• Stated task: Pick out every line holding the string "presente" and copy it.

• Items from a dataset:

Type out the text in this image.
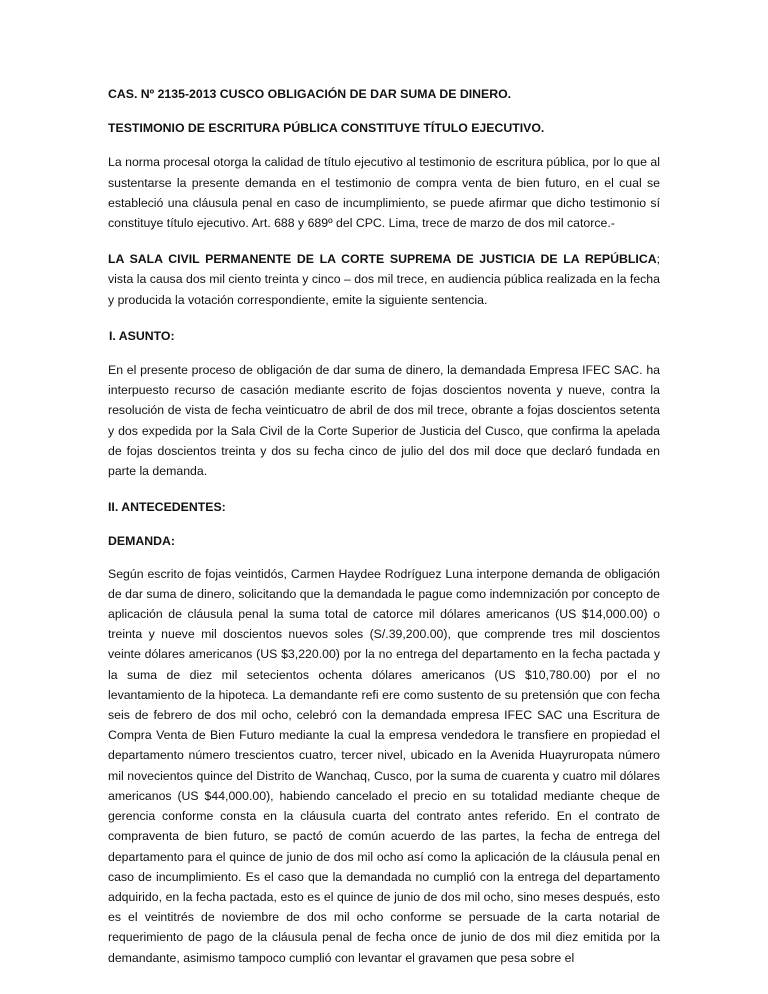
CAS. Nº 2135-2013 CUSCO OBLIGACIÓN DE DAR SUMA DE DINERO.

TESTIMONIO DE ESCRITURA PÚBLICA CONSTITUYE TÍTULO EJECUTIVO.

La norma procesal otorga la calidad de título ejecutivo al testimonio de escritura pública, por lo que al sustentarse la presente demanda en el testimonio de compra venta de bien futuro, en el cual se estableció una cláusula penal en caso de incumplimiento, se puede afirmar que dicho testimonio sí constituye título ejecutivo. Art. 688 y 689º del CPC. Lima, trece de marzo de dos mil catorce.-

LA SALA CIVIL PERMANENTE DE LA CORTE SUPREMA DE JUSTICIA DE LA REPÚBLICA; vista la causa dos mil ciento treinta y cinco – dos mil trece, en audiencia pública realizada en la fecha y producida la votación correspondiente, emite la siguiente sentencia.

I. ASUNTO:

En el presente proceso de obligación de dar suma de dinero, la demandada Empresa IFEC SAC. ha interpuesto recurso de casación mediante escrito de fojas doscientos noventa y nueve, contra la resolución de vista de fecha veinticuatro de abril de dos mil trece, obrante a fojas doscientos setenta y dos expedida por la Sala Civil de la Corte Superior de Justicia del Cusco, que confirma la apelada de fojas doscientos treinta y dos su fecha cinco de julio del dos mil doce que declaró fundada en parte la demanda.

II. ANTECEDENTES:

DEMANDA:

Según escrito de fojas veintidós, Carmen Haydee Rodríguez Luna interpone demanda de obligación de dar suma de dinero, solicitando que la demandada le pague como indemnización por concepto de aplicación de cláusula penal la suma total de catorce mil dólares americanos (US $14,000.00) o treinta y nueve mil doscientos nuevos soles (S/.39,200.00), que comprende tres mil doscientos veinte dólares americanos (US $3,220.00) por la no entrega del departamento en la fecha pactada y la suma de diez mil setecientos ochenta dólares americanos (US $10,780.00) por el no levantamiento de la hipoteca. La demandante refi ere como sustento de su pretensión que con fecha seis de febrero de dos mil ocho, celebró con la demandada empresa IFEC SAC una Escritura de Compra Venta de Bien Futuro mediante la cual la empresa vendedora le transfiere en propiedad el departamento número trescientos cuatro, tercer nivel, ubicado en la Avenida Huayruropata número mil novecientos quince del Distrito de Wanchaq, Cusco, por la suma de cuarenta y cuatro mil dólares americanos (US $44,000.00), habiendo cancelado el precio en su totalidad mediante cheque de gerencia conforme consta en la cláusula cuarta del contrato antes referido. En el contrato de compraventa de bien futuro, se pactó de común acuerdo de las partes, la fecha de entrega del departamento para el quince de junio de dos mil ocho así como la aplicación de la cláusula penal en caso de incumplimiento. Es el caso que la demandada no cumplió con la entrega del departamento adquirido, en la fecha pactada, esto es el quince de junio de dos mil ocho, sino meses después, esto es el veintitrés de noviembre de dos mil ocho conforme se persuade de la carta notarial de requerimiento de pago de la cláusula penal de fecha once de junio de dos mil diez emitida por la demandante, asimismo tampoco cumplió con levantar el gravamen que pesa sobre el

• Worked solution:
La norma procesal otorga la calidad de título ejecutivo al testimonio de escritura pública, por lo que al sustentarse la presente demanda en el testimonio de compra venta de bien futuro, en el cual se estableció una cláusula penal en caso de incumplimiento, se puede afirmar que dicho testimonio sí constituye título ejecutivo. Art. 688 y 689º del CPC. Lima, trece de marzo de dos mil catorce.-
En el presente proceso de obligación de dar suma de dinero, la demandada Empresa IFEC SAC. ha interpuesto recurso de casación mediante escrito de fojas doscientos noventa y nueve, contra la resolución de vista de fecha veinticuatro de abril de dos mil trece, obrante a fojas doscientos setenta y dos expedida por la Sala Civil de la Corte Superior de Justicia del Cusco, que confirma la apelada de fojas doscientos treinta y dos su fecha cinco de julio del dos mil doce que declaró fundada en parte la demanda.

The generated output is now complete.